* START MATERIAL TO PROCESS *
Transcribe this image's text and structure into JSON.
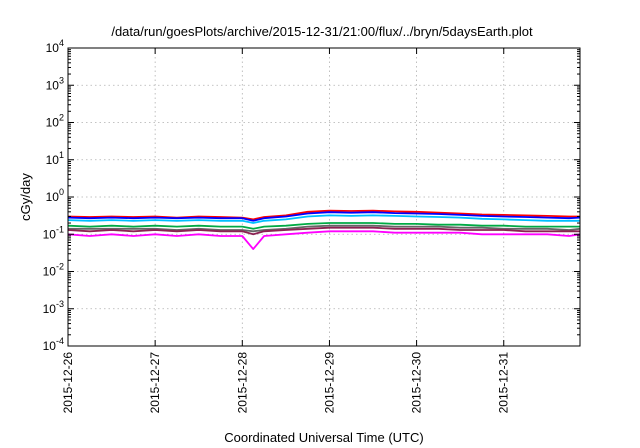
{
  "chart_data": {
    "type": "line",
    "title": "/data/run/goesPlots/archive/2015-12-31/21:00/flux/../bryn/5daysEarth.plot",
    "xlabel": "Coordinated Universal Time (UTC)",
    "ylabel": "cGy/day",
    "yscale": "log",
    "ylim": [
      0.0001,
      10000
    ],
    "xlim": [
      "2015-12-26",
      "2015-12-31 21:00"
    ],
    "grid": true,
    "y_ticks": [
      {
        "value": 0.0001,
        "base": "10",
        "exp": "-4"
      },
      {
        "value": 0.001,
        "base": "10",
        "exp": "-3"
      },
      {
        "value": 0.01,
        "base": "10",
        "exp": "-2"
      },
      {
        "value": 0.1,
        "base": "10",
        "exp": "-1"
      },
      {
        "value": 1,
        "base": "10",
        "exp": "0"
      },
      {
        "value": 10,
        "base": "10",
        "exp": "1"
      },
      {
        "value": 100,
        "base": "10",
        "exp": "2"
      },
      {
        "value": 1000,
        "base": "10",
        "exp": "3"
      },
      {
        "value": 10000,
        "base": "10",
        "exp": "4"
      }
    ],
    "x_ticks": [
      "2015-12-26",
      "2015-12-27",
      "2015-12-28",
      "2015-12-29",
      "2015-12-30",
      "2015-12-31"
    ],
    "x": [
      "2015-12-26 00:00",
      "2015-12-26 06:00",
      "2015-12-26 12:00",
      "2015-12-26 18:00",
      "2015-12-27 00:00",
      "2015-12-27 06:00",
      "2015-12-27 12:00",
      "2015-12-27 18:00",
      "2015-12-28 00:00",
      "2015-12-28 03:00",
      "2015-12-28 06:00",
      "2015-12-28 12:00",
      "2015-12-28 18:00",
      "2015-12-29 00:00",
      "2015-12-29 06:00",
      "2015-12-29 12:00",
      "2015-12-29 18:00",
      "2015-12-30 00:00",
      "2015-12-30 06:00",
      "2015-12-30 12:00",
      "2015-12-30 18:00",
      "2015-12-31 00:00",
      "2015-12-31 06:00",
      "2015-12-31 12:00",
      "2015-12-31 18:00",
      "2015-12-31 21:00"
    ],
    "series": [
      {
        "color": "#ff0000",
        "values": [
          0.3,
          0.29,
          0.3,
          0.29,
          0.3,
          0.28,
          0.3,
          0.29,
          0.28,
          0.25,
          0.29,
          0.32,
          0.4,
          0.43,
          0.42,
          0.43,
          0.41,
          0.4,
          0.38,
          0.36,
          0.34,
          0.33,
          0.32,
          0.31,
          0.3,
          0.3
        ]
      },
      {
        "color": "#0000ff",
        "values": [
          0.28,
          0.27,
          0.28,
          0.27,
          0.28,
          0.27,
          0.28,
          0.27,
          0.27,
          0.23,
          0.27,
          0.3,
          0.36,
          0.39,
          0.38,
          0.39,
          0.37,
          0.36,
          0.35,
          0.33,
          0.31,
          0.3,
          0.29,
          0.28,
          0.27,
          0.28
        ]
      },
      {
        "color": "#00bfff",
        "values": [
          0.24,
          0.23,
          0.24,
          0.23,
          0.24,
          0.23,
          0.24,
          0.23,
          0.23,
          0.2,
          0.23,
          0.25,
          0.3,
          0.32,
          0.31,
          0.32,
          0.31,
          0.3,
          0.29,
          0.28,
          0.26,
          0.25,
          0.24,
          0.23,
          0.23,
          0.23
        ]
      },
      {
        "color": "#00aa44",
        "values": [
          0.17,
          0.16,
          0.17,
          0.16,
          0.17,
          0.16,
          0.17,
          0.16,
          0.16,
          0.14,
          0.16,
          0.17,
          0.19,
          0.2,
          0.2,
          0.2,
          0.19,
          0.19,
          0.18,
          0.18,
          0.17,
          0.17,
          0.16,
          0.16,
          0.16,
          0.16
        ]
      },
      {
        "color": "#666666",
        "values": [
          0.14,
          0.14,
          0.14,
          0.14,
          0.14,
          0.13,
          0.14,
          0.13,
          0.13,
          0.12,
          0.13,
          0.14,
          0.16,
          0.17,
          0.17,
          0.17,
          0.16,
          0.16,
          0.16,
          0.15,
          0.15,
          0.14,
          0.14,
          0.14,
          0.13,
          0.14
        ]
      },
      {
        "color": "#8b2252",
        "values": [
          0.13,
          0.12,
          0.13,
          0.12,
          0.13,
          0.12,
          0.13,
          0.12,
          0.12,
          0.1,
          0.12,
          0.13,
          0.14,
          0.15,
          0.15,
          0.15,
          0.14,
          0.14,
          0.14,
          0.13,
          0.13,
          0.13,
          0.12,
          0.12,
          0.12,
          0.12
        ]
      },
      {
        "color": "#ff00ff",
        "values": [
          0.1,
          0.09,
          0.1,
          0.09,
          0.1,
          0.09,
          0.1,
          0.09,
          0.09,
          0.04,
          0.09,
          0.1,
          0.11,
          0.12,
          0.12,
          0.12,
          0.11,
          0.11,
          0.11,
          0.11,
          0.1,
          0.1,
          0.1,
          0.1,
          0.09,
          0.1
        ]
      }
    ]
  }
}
* END MATERIAL TO PROCESS *
* START MATERIAL TO PROCESS *
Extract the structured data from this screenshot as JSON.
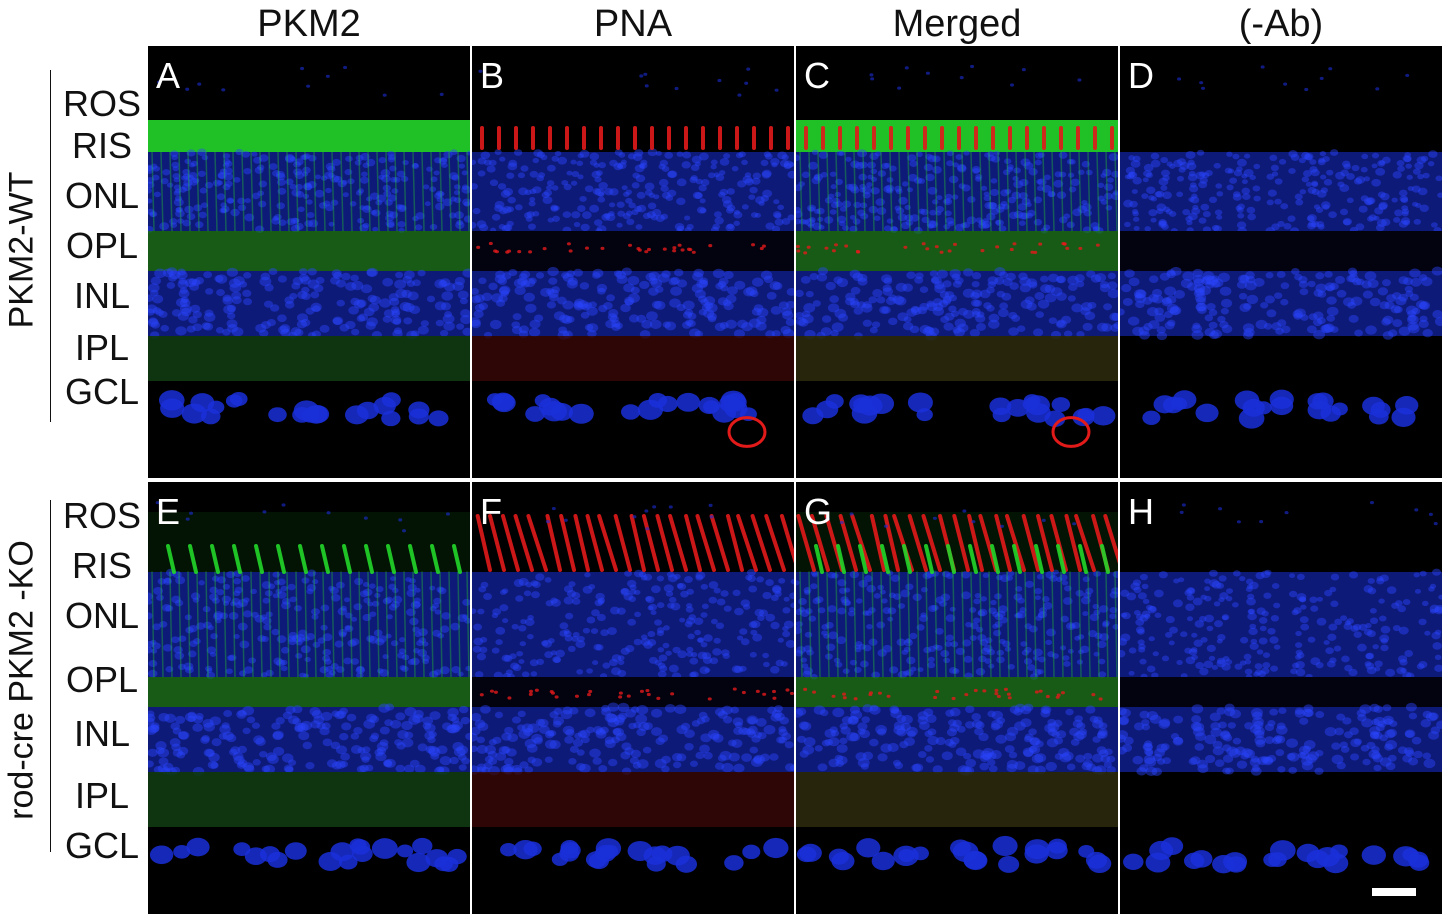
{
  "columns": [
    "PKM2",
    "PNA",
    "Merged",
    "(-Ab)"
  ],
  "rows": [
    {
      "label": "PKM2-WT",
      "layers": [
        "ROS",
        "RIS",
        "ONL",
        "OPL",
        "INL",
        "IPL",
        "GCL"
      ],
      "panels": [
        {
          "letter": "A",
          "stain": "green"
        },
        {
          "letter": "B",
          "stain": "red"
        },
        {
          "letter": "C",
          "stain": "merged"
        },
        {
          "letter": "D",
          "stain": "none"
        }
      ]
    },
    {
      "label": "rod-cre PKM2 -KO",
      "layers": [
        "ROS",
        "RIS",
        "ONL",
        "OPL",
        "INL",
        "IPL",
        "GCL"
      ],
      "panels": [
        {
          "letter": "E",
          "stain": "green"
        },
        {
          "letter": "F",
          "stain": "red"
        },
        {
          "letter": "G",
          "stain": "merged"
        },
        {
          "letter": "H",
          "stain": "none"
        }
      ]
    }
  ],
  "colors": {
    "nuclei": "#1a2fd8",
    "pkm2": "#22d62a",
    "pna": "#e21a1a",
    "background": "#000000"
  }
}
* END MATERIAL TO PROCESS *
● EXERCISE DIRECTIONS: Sift the material for lines with the string "letter". Copy each one found.

● PROBLEM SOLUTION:
          "letter": "A",
          "letter": "B",
          "letter": "C",
          "letter": "D",
          "letter": "E",
          "letter": "F",
          "letter": "G",
          "letter": "H",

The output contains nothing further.